Identify all lines in the listing that include the word "muhim", and copy them out.

Collection entries
━━━
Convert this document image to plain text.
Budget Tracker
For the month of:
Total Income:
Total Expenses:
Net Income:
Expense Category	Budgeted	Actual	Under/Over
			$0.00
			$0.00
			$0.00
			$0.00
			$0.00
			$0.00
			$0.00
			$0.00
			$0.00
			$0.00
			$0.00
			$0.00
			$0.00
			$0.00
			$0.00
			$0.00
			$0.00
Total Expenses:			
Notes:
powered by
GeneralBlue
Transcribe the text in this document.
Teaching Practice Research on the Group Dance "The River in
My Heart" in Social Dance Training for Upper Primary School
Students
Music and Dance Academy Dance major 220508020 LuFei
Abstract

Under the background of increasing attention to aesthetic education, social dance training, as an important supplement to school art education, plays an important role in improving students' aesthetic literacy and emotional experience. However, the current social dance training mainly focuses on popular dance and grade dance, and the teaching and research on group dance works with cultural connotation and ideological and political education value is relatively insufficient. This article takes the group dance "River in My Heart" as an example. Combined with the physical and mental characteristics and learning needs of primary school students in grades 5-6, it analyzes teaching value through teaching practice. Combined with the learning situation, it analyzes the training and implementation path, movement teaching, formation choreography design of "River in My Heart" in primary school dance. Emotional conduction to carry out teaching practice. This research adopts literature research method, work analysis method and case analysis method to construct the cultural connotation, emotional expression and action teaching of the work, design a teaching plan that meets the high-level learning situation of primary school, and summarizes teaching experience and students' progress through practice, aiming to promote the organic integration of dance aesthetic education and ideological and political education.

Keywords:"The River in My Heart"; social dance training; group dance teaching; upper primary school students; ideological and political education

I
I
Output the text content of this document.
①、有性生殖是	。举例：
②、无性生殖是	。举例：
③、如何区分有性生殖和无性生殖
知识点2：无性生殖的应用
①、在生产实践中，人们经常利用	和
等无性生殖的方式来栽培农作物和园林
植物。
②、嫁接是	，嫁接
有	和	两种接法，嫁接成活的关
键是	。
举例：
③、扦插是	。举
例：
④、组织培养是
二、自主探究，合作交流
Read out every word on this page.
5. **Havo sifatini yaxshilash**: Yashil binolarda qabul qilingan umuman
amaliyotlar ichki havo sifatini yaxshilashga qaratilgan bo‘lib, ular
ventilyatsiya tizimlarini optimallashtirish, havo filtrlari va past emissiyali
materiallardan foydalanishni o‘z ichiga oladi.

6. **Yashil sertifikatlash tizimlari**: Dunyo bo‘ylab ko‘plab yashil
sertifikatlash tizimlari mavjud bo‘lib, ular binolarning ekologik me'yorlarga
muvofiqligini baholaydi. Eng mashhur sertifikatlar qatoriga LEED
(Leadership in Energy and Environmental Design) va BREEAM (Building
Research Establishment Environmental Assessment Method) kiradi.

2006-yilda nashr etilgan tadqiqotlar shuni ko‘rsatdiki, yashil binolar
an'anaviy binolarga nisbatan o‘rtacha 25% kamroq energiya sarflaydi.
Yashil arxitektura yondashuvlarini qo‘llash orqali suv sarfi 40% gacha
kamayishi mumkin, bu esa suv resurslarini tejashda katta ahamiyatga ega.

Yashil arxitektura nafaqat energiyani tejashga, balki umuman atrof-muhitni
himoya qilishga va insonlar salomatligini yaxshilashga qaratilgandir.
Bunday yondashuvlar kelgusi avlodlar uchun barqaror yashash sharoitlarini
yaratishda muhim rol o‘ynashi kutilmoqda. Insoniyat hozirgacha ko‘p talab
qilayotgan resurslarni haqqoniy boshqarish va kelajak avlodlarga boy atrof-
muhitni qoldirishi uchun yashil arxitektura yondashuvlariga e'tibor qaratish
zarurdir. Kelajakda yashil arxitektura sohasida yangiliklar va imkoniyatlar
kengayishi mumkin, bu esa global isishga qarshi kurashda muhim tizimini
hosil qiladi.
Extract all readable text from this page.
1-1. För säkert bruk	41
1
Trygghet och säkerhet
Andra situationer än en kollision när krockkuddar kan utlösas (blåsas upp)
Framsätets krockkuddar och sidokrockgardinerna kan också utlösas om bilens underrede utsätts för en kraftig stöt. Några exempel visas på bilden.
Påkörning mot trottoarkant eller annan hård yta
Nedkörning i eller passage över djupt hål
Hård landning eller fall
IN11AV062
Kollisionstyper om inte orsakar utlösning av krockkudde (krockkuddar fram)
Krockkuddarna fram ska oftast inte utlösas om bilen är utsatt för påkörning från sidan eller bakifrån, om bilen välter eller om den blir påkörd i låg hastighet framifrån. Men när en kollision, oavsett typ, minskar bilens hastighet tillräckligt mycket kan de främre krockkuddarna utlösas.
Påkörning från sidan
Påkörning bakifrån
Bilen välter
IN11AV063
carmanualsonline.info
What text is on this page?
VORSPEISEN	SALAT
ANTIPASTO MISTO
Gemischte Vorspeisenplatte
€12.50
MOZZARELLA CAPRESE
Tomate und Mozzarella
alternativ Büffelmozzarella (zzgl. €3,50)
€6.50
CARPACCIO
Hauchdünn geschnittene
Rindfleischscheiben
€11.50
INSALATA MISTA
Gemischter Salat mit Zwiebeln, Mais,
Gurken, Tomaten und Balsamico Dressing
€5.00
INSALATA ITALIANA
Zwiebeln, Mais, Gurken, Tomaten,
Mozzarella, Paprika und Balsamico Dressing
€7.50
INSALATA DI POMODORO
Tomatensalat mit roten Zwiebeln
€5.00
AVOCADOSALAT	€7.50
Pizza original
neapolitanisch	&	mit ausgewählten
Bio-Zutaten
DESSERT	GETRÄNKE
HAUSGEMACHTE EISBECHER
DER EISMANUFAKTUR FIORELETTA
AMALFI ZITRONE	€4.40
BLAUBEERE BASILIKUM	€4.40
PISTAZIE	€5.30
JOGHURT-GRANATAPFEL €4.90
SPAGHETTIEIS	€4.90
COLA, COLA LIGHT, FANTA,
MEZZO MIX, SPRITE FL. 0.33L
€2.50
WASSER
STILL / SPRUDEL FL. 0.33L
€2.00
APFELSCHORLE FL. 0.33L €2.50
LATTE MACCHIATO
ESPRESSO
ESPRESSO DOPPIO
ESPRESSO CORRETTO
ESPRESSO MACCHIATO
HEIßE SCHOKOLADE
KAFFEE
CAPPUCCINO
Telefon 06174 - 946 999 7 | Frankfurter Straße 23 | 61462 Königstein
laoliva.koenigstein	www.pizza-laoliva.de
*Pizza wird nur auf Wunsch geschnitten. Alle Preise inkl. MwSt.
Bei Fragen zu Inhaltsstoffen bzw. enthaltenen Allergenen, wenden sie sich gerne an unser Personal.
━━━
- **Final result**
yaratishda muhim rol o‘ynashi kutilmoqda. Insoniyat hozirgacha ko‘p talab
kengayishi mumkin, bu esa global isishga qarshi kurashda muhim tizimini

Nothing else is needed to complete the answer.